### TASK
Can you give every line of the entries below as a numbered list, leaving out any blank lines?

* * *

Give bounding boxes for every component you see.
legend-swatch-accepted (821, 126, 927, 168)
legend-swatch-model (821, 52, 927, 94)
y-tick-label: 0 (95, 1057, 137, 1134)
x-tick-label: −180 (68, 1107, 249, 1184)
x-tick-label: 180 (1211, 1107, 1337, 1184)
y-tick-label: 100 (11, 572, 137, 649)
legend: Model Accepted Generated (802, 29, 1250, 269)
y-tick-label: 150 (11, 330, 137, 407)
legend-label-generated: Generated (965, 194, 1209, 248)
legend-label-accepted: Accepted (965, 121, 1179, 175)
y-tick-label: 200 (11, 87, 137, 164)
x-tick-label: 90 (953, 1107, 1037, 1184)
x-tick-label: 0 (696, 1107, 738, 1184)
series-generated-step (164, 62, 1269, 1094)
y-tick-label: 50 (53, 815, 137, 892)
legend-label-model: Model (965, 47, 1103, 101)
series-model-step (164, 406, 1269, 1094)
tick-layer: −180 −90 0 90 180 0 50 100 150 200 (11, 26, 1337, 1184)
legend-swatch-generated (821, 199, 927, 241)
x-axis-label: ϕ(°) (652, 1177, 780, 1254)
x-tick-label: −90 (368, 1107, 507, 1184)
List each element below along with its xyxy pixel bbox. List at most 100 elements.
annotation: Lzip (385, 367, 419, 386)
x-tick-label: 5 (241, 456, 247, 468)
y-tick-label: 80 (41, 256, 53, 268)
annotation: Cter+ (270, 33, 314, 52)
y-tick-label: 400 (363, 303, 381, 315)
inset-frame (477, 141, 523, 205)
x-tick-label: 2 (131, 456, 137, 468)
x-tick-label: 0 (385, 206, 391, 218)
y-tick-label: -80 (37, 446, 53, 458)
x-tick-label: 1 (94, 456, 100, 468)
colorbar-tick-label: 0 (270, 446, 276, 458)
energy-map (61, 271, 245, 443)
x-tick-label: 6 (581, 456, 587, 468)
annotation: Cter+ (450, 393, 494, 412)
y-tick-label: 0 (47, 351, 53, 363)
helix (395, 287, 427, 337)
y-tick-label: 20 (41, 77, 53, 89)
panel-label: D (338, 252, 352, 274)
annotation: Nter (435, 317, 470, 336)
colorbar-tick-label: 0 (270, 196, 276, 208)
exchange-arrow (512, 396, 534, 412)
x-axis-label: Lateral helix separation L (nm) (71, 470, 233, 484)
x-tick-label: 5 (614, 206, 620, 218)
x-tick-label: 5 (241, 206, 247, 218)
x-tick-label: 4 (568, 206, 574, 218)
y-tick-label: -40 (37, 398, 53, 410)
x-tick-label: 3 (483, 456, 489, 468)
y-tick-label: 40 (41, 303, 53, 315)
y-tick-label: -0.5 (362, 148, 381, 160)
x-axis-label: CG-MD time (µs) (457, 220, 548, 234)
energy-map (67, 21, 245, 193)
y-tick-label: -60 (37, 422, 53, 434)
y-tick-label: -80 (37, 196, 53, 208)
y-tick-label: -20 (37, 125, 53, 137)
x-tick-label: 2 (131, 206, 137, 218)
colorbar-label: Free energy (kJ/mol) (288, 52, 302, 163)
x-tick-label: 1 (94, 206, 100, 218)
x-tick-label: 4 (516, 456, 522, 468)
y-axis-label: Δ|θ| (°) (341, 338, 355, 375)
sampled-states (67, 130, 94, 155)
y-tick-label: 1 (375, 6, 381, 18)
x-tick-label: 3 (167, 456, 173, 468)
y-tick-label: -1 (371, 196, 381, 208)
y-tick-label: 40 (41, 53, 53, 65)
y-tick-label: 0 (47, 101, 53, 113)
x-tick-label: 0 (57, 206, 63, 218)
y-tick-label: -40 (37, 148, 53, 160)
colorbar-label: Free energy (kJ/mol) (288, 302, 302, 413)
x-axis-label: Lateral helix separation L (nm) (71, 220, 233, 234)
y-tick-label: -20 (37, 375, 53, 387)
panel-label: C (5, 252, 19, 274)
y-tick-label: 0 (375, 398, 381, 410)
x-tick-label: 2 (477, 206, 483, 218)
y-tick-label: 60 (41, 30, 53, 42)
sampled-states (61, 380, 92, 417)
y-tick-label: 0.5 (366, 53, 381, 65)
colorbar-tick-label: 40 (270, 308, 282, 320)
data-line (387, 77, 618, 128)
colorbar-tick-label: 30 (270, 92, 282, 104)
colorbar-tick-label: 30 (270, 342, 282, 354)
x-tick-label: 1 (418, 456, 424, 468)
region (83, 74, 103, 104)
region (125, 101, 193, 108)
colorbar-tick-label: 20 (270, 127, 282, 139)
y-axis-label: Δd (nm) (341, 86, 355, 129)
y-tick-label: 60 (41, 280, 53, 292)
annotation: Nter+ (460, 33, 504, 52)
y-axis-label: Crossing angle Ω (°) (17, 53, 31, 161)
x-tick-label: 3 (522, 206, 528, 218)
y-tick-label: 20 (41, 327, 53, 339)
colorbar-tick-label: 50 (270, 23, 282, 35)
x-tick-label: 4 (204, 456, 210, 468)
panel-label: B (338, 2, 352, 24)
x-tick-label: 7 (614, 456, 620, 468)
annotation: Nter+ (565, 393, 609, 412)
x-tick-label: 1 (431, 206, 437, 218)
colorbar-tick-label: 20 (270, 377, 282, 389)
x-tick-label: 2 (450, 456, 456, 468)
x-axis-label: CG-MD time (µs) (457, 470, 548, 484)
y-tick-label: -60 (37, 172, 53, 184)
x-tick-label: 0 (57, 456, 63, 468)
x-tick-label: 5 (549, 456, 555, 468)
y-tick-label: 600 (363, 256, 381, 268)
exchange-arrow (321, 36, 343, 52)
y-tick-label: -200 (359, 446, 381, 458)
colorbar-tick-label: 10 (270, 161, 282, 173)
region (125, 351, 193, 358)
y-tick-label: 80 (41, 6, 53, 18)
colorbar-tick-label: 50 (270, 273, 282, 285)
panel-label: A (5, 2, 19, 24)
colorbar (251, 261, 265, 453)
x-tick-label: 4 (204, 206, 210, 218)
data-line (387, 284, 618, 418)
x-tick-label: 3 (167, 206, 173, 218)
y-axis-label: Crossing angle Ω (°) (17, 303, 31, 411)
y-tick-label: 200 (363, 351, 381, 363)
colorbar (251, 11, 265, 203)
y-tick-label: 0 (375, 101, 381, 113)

* * *

### RESULT OF THE EXERCISE
1. Give bounding boxes for every component you see.
2. legend-swatch-accepted (821, 126, 927, 168)
3. legend-swatch-model (821, 52, 927, 94)
4. y-tick-label: 0 (95, 1057, 137, 1134)
5. x-tick-label: −180 (68, 1107, 249, 1184)
6. x-tick-label: 180 (1211, 1107, 1337, 1184)
7. y-tick-label: 100 (11, 572, 137, 649)
8. legend: Model Accepted Generated (802, 29, 1250, 269)
9. y-tick-label: 150 (11, 330, 137, 407)
10. legend-label-generated: Generated (965, 194, 1209, 248)
11. legend-label-accepted: Accepted (965, 121, 1179, 175)
12. y-tick-label: 200 (11, 87, 137, 164)
13. x-tick-label: 90 (953, 1107, 1037, 1184)
14. x-tick-label: 0 (696, 1107, 738, 1184)
15. series-generated-step (164, 62, 1269, 1094)
16. y-tick-label: 50 (53, 815, 137, 892)
17. legend-label-model: Model (965, 47, 1103, 101)
18. series-model-step (164, 406, 1269, 1094)
19. tick-layer: −180 −90 0 90 180 0 50 100 150 200 (11, 26, 1337, 1184)
20. legend-swatch-generated (821, 199, 927, 241)
21. x-axis-label: ϕ(°) (652, 1177, 780, 1254)
22. x-tick-label: −90 (368, 1107, 507, 1184)
23. List each element below along with its xyxy pixel bbox. List at most 100 elements.
24. annotation: Lzip (385, 367, 419, 386)
25. x-tick-label: 5 (241, 456, 247, 468)
26. y-tick-label: 80 (41, 256, 53, 268)
27. annotation: Cter+ (270, 33, 314, 52)
28. y-tick-label: 400 (363, 303, 381, 315)
29. inset-frame (477, 141, 523, 205)
30. x-tick-label: 2 (131, 456, 137, 468)
31. x-tick-label: 0 (385, 206, 391, 218)
32. y-tick-label: -80 (37, 446, 53, 458)
33. x-tick-label: 1 (94, 456, 100, 468)
34. colorbar-tick-label: 0 (270, 446, 276, 458)
35. energy-map (61, 271, 245, 443)
36. x-tick-label: 6 (581, 456, 587, 468)
37. annotation: Cter+ (450, 393, 494, 412)
38. y-tick-label: 0 (47, 351, 53, 363)
39. helix (395, 287, 427, 337)
40. y-tick-label: 20 (41, 77, 53, 89)
41. panel-label: D (338, 252, 352, 274)
42. annotation: Nter (435, 317, 470, 336)
43. colorbar-tick-label: 0 (270, 196, 276, 208)
44. exchange-arrow (512, 396, 534, 412)
45. x-axis-label: Lateral helix separation L (nm) (71, 470, 233, 484)
46. x-tick-label: 5 (614, 206, 620, 218)
47. x-tick-label: 5 (241, 206, 247, 218)
48. x-tick-label: 4 (568, 206, 574, 218)
49. y-tick-label: -40 (37, 398, 53, 410)
50. x-tick-label: 3 (483, 456, 489, 468)
51. y-tick-label: 40 (41, 303, 53, 315)
52. y-tick-label: -0.5 (362, 148, 381, 160)
53. x-axis-label: CG-MD time (µs) (457, 220, 548, 234)
54. energy-map (67, 21, 245, 193)
55. y-tick-label: -60 (37, 422, 53, 434)
56. y-tick-label: -80 (37, 196, 53, 208)
57. y-tick-label: -20 (37, 125, 53, 137)
58. x-tick-label: 2 (131, 206, 137, 218)
59. colorbar-label: Free energy (kJ/mol) (288, 52, 302, 163)
60. x-tick-label: 1 (94, 206, 100, 218)
61. x-tick-label: 4 (516, 456, 522, 468)
62. y-axis-label: Δ|θ| (°) (341, 338, 355, 375)
63. sampled-states (67, 130, 94, 155)
64. y-tick-label: 1 (375, 6, 381, 18)
65. x-tick-label: 3 (167, 456, 173, 468)
66. y-tick-label: -1 (371, 196, 381, 208)
67. y-tick-label: 40 (41, 53, 53, 65)
68. y-tick-label: 0 (47, 101, 53, 113)
69. x-tick-label: 0 (57, 206, 63, 218)
70. y-tick-label: -40 (37, 148, 53, 160)
71. colorbar-label: Free energy (kJ/mol) (288, 302, 302, 413)
72. x-axis-label: Lateral helix separation L (nm) (71, 220, 233, 234)
73. y-tick-label: -20 (37, 375, 53, 387)
74. panel-label: C (5, 252, 19, 274)
75. y-tick-label: 0 (375, 398, 381, 410)
76. x-tick-label: 2 (477, 206, 483, 218)
77. y-tick-label: 60 (41, 30, 53, 42)
78. sampled-states (61, 380, 92, 417)
79. y-tick-label: 0.5 (366, 53, 381, 65)
80. colorbar-tick-label: 40 (270, 308, 282, 320)
81. data-line (387, 77, 618, 128)
82. colorbar-tick-label: 30 (270, 92, 282, 104)
83. colorbar-tick-label: 30 (270, 342, 282, 354)
84. x-tick-label: 1 (418, 456, 424, 468)
85. region (83, 74, 103, 104)
86. region (125, 101, 193, 108)
87. colorbar-tick-label: 20 (270, 127, 282, 139)
88. y-axis-label: Δd (nm) (341, 86, 355, 129)
89. y-tick-label: 60 (41, 280, 53, 292)
90. annotation: Nter+ (460, 33, 504, 52)
91. y-axis-label: Crossing angle Ω (°) (17, 53, 31, 161)
92. x-tick-label: 3 (522, 206, 528, 218)
93. y-tick-label: 20 (41, 327, 53, 339)
94. colorbar-tick-label: 50 (270, 23, 282, 35)
95. x-tick-label: 4 (204, 456, 210, 468)
96. panel-label: B (338, 2, 352, 24)
97. x-tick-label: 7 (614, 456, 620, 468)
98. annotation: Nter+ (565, 393, 609, 412)
99. x-tick-label: 1 (431, 206, 437, 218)
100. colorbar-tick-label: 20 (270, 377, 282, 389)
101. x-tick-label: 2 (450, 456, 456, 468)
102. x-axis-label: CG-MD time (µs) (457, 470, 548, 484)
103. y-tick-label: -60 (37, 172, 53, 184)
104. x-tick-label: 0 (57, 456, 63, 468)
105. x-tick-label: 5 (549, 456, 555, 468)
106. y-tick-label: 600 (363, 256, 381, 268)
107. exchange-arrow (321, 36, 343, 52)
108. y-tick-label: -200 (359, 446, 381, 458)
109. colorbar-tick-label: 10 (270, 161, 282, 173)
110. region (125, 351, 193, 358)
111. y-tick-label: 80 (41, 6, 53, 18)
112. colorbar-tick-label: 50 (270, 273, 282, 285)
113. panel-label: A (5, 2, 19, 24)
114. colorbar (251, 261, 265, 453)
115. x-tick-label: 4 (204, 206, 210, 218)
116. data-line (387, 284, 618, 418)
117. x-tick-label: 3 (167, 206, 173, 218)
118. y-axis-label: Crossing angle Ω (°) (17, 303, 31, 411)
119. y-tick-label: 200 (363, 351, 381, 363)
120. colorbar (251, 11, 265, 203)
121. y-tick-label: 0 (375, 101, 381, 113)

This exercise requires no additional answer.